Top of Data extract
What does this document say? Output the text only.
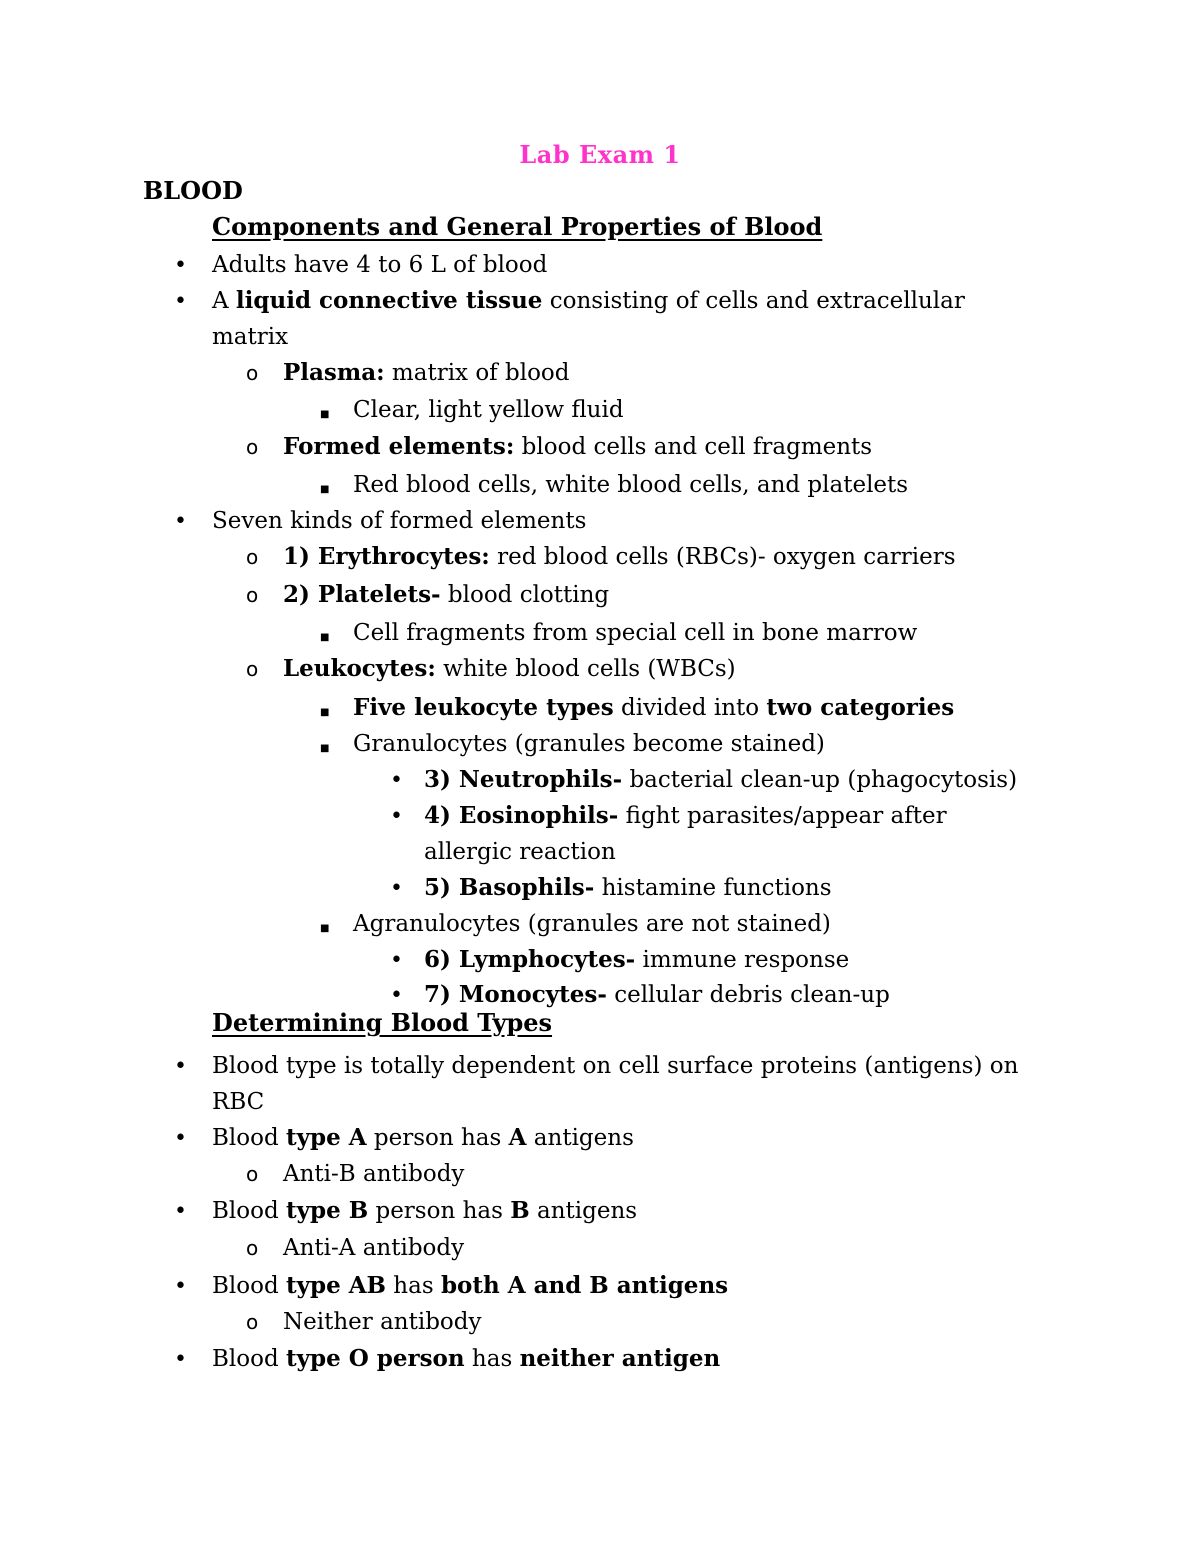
Lab Exam 1
BLOOD
Components and General Properties of Blood
• Adults have 4 to 6 L of blood
• A liquid connective tissue consisting of cells and extracellular
matrix
o Plasma: matrix of blood
■ Clear, light yellow fluid
o Formed elements: blood cells and cell fragments
■ Red blood cells, white blood cells, and platelets
• Seven kinds of formed elements
o 1) Erythrocytes: red blood cells (RBCs)- oxygen carriers
o 2) Platelets- blood clotting
■ Cell fragments from special cell in bone marrow
o Leukocytes: white blood cells (WBCs)
■ Five leukocyte types divided into two categories
■ Granulocytes (granules become stained)
• 3) Neutrophils- bacterial clean-up (phagocytosis)
• 4) Eosinophils- fight parasites/appear after
allergic reaction
• 5) Basophils- histamine functions
■ Agranulocytes (granules are not stained)
• 6) Lymphocytes- immune response
• 7) Monocytes- cellular debris clean-up
Determining Blood Types
• Blood type is totally dependent on cell surface proteins (antigens) on
RBC
• Blood type A person has A antigens
o Anti-B antibody
• Blood type B person has B antigens
o Anti-A antibody
• Blood type AB has both A and B antigens
o Neither antibody
• Blood type O person has neither antigen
Bottom of Data extract
Make a word-for-word copy of the entries, without any pictures.

What does this document say? Output the text only.
Lab Exam 1
BLOOD
Components and General Properties of Blood
• Adults have 4 to 6 L of blood
• A liquid connective tissue consisting of cells and extracellular
matrix
o Plasma: matrix of blood
■ Clear, light yellow fluid
o Formed elements: blood cells and cell fragments
■ Red blood cells, white blood cells, and platelets
• Seven kinds of formed elements
o 1) Erythrocytes: red blood cells (RBCs)- oxygen carriers
o 2) Platelets- blood clotting
■ Cell fragments from special cell in bone marrow
o Leukocytes: white blood cells (WBCs)
■ Five leukocyte types divided into two categories
■ Granulocytes (granules become stained)
• 3) Neutrophils- bacterial clean-up (phagocytosis)
• 4) Eosinophils- fight parasites/appear after
allergic reaction
• 5) Basophils- histamine functions
■ Agranulocytes (granules are not stained)
• 6) Lymphocytes- immune response
• 7) Monocytes- cellular debris clean-up
Determining Blood Types
• Blood type is totally dependent on cell surface proteins (antigens) on
RBC
• Blood type A person has A antigens
o Anti-B antibody
• Blood type B person has B antigens
o Anti-A antibody
• Blood type AB has both A and B antigens
o Neither antibody
• Blood type O person has neither antigen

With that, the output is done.